Stated goal: Give the entries back exactly, dropping each image.
===== Data section =====
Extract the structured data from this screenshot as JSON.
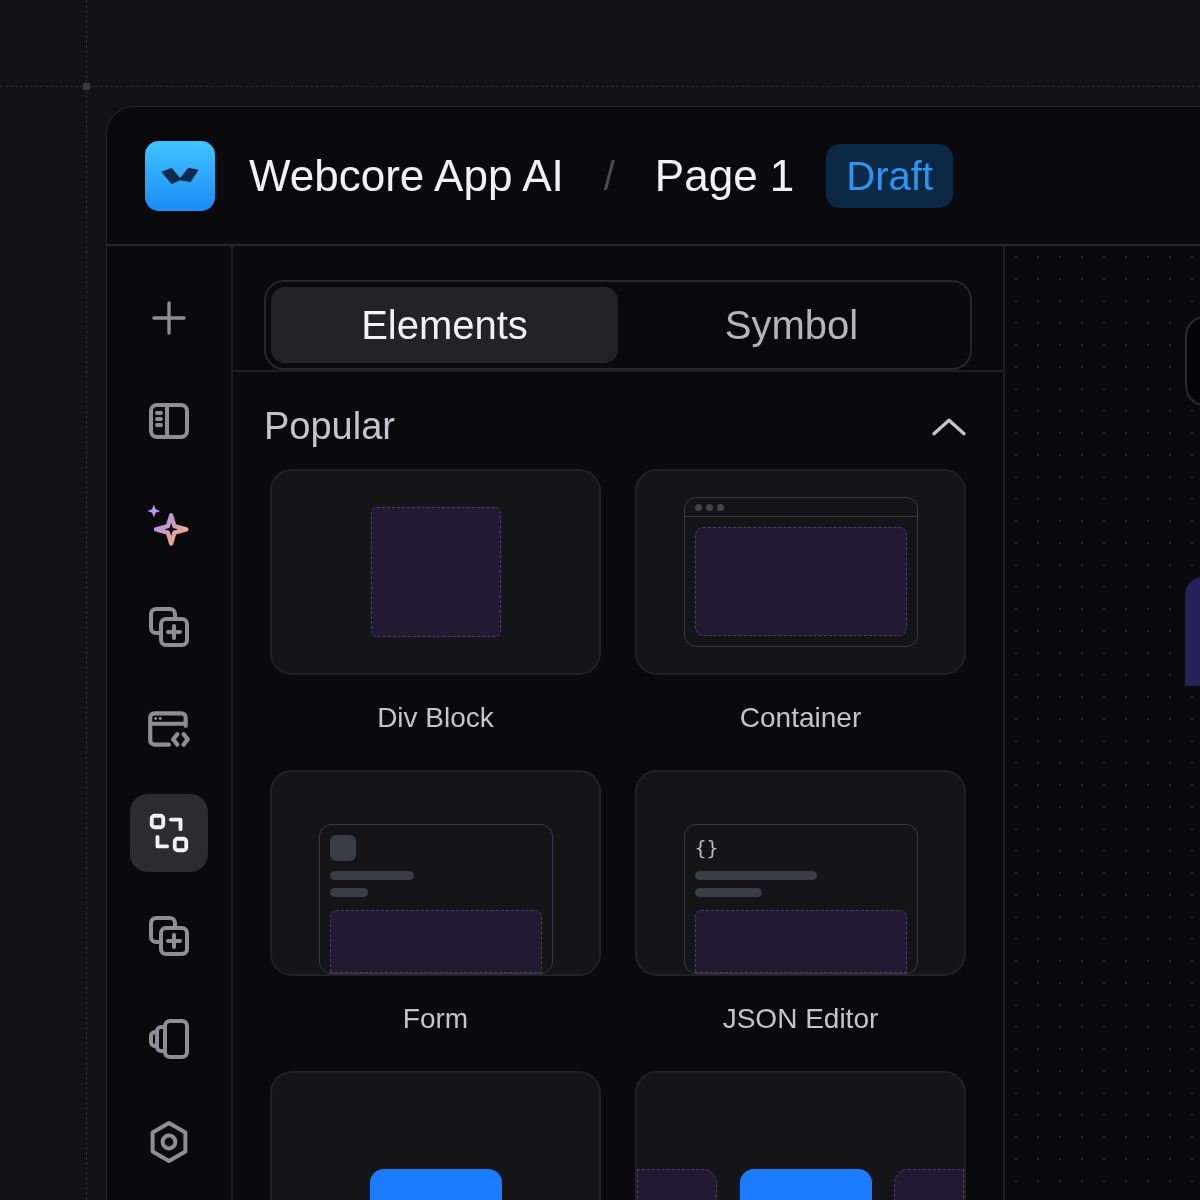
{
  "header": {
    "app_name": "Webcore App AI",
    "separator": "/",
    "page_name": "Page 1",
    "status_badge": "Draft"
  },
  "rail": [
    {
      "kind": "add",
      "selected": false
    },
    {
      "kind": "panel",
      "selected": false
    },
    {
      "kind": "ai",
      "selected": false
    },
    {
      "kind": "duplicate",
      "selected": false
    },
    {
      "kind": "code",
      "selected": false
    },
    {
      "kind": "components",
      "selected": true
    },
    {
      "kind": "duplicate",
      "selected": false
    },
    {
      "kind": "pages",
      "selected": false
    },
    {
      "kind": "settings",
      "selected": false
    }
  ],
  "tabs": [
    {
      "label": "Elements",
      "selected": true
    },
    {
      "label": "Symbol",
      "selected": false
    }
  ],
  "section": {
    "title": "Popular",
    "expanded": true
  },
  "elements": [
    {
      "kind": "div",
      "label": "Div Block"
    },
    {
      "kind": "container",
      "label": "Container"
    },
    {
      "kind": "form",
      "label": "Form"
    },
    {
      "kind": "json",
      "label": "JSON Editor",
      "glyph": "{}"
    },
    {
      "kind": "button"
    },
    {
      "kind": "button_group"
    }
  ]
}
=====
Solved exercise:
Extract the structured data from this screenshot as JSON.
{
  "header": {
    "app_name": "Webcore App AI",
    "separator": "/",
    "page_name": "Page 1",
    "status_badge": "Draft"
  },
  "rail": [
    {
      "kind": "add",
      "selected": false
    },
    {
      "kind": "panel",
      "selected": false
    },
    {
      "kind": "ai",
      "selected": false
    },
    {
      "kind": "duplicate",
      "selected": false
    },
    {
      "kind": "code",
      "selected": false
    },
    {
      "kind": "components",
      "selected": true
    },
    {
      "kind": "duplicate",
      "selected": false
    },
    {
      "kind": "pages",
      "selected": false
    },
    {
      "kind": "settings",
      "selected": false
    }
  ],
  "tabs": [
    {
      "label": "Elements",
      "selected": true
    },
    {
      "label": "Symbol",
      "selected": false
    }
  ],
  "section": {
    "title": "Popular",
    "expanded": true
  },
  "elements": [
    {
      "kind": "div",
      "label": "Div Block"
    },
    {
      "kind": "container",
      "label": "Container"
    },
    {
      "kind": "form",
      "label": "Form"
    },
    {
      "kind": "json",
      "label": "JSON Editor",
      "glyph": "{}"
    },
    {
      "kind": "button"
    },
    {
      "kind": "button_group"
    }
  ]
}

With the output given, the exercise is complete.